Task requirements.
Find each line containing the word "this" and report how many there are. Add nothing else.

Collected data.
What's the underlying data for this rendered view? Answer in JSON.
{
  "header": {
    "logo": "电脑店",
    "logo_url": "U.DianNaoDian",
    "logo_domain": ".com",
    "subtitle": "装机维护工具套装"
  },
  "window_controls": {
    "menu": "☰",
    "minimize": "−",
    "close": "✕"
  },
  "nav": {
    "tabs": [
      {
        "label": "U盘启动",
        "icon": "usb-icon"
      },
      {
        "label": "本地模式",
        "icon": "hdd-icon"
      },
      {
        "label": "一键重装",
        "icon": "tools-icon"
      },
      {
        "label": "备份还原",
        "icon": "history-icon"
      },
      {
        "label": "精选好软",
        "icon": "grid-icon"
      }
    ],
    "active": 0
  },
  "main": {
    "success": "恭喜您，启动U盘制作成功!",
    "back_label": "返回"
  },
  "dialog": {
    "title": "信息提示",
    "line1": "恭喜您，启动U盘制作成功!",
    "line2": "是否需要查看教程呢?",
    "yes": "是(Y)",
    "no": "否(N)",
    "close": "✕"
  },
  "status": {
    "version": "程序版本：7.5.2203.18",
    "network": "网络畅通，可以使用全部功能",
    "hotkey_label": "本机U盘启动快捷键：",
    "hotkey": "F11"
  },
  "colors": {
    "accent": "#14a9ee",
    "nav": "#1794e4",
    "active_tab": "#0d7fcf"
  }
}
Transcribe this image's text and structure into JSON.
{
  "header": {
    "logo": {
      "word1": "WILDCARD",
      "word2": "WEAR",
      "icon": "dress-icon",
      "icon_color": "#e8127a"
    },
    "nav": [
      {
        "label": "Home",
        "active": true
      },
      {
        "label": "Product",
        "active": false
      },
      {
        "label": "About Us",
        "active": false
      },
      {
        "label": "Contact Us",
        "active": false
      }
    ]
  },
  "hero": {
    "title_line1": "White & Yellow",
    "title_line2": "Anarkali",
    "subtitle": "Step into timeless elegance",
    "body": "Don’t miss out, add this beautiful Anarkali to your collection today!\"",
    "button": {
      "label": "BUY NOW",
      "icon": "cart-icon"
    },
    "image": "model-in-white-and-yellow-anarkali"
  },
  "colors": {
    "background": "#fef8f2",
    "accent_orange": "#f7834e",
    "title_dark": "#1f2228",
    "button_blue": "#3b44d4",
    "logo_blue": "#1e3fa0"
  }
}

Exercise output.
3